I'm a bit stumped but feel like the solution will be painfully simple...
messy_list = ["a", 2, 3, 1, False, [1, 2, 3]]
# Your code goes below here
messy_list.pop(3) = item
messy_list.insert(0, item)
Justin Iezzi
18,199 PointsAdam,
That might pass the compiler check, but it's not the best idea to hard code the element as you did. In a real program, these elements may be different each time the program or function is ran. If not, if you ever change that element you'll now need to change it in two different places.
A more programmatic way to approach the one line solution would be to write it like this
messy_list.insert(0, messy_list.pop(3))
The pop method returns the element, making a one line solution really easy. That way we don't assume what the element is, it'll just work regardless of what data is inside that element.
Adam Ryde
5,222 PointsHi Justin, i am confused, i am new to programming i will be the first to say that, haha. the only difference i see is that my code spanned two separate lines, and you managed to put the same code into one line. (which fair play i couldn't quite work out how to do that.)

▶ _Objective_
Write out word for word the part of the forum thread about moving a list item that begins at "I'm a bit stumped" and stops after "inside that element.".

▶ _Excerpted data_
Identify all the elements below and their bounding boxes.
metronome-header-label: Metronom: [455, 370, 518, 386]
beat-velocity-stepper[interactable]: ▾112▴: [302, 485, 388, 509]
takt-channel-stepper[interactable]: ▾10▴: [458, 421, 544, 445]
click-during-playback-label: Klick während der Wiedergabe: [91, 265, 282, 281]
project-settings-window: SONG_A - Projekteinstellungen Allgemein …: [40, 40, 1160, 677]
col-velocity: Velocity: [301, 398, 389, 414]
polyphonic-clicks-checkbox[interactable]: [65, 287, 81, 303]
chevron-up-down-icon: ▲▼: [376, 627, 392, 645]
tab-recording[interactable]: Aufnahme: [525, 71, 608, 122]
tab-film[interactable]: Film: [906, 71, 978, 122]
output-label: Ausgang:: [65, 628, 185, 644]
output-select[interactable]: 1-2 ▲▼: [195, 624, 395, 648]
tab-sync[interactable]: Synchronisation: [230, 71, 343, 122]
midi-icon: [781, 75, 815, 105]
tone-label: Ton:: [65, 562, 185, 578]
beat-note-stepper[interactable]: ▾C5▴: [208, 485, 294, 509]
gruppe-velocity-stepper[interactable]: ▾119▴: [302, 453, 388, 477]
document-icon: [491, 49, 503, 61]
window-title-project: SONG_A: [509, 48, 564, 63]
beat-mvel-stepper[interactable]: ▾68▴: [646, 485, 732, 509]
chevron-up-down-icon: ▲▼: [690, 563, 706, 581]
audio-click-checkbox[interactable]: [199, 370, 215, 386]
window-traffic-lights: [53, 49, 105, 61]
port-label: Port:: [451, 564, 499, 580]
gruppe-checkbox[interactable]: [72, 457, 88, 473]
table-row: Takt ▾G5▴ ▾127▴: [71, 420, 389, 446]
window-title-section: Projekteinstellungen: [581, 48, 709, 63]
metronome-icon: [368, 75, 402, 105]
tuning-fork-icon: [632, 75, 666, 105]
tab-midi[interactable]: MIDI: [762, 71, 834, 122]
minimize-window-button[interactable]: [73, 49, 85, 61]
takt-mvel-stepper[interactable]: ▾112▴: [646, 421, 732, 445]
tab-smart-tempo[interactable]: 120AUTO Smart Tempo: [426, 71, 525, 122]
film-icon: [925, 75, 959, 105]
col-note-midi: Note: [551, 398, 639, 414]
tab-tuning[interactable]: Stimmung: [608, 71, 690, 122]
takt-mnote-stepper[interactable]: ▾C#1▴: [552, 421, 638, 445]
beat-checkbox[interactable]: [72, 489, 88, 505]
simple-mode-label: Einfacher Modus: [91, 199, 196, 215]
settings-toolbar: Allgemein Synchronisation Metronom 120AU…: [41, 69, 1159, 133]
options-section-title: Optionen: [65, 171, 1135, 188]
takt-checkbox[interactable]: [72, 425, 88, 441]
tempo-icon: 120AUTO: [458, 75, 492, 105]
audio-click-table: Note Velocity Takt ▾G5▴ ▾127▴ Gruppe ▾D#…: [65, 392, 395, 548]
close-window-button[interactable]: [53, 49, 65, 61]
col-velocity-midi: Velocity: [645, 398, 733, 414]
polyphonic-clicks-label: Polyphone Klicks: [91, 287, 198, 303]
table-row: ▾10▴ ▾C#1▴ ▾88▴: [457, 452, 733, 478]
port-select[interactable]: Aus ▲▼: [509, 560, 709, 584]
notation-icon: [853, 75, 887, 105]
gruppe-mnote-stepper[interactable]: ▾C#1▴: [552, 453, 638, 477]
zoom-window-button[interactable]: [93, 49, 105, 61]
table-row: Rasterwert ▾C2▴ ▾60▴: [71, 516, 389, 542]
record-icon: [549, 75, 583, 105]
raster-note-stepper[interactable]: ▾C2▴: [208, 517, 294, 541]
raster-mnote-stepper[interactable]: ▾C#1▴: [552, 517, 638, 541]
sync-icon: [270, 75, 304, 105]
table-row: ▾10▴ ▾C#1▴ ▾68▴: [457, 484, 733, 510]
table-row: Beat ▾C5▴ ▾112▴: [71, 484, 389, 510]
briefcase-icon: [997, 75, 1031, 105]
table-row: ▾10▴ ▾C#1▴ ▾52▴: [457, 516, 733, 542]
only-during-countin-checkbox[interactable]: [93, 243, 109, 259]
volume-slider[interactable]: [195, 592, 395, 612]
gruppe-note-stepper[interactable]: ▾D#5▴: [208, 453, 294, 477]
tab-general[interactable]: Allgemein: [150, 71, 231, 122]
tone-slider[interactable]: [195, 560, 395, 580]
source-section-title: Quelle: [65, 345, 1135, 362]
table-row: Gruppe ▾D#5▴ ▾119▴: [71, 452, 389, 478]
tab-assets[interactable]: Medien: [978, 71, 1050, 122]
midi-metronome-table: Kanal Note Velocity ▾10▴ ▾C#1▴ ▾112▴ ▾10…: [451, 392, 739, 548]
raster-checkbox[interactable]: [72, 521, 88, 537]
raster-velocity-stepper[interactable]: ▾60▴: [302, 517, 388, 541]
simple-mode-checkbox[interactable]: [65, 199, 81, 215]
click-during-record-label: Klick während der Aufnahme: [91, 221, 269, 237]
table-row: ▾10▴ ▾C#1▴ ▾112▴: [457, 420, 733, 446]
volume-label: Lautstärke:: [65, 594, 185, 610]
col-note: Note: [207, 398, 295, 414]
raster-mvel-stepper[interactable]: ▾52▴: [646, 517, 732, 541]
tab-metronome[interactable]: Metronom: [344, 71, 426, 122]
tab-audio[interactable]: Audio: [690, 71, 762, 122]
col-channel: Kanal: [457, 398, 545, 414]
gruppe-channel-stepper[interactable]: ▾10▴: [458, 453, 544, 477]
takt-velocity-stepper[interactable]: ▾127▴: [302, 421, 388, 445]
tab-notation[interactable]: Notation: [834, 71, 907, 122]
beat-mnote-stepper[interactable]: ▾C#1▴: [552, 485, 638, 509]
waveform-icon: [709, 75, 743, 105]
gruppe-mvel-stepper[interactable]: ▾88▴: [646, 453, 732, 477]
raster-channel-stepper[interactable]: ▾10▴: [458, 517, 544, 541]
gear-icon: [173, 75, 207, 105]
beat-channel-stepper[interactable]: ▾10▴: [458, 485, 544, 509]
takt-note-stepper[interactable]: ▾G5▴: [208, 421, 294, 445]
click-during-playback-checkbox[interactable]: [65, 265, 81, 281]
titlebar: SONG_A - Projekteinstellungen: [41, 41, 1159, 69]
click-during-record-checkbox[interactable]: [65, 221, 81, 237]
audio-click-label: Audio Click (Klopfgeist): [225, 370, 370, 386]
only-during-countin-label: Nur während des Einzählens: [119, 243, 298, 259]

▶ _Complete response_
I'm a bit stumped but feel like the solution will be painfully simple...
messy_list = ["a", 2, 3, 1, False, [1, 2, 3]]
# Your code goes below here
messy_list.pop(3) = item
messy_list.insert(0, item)
Justin Iezzi
18,199 PointsAdam,
That might pass the compiler check, but it's not the best idea to hard code the element as you did. In a real program, these elements may be different each time the program or function is ran. If not, if you ever change that element you'll now need to change it in two different places.
A more programmatic way to approach the one line solution would be to write it like this
messy_list.insert(0, messy_list.pop(3))
The pop method returns the element, making a one line solution really easy. That way we don't assume what the element is, it'll just work regardless of what data is inside that element.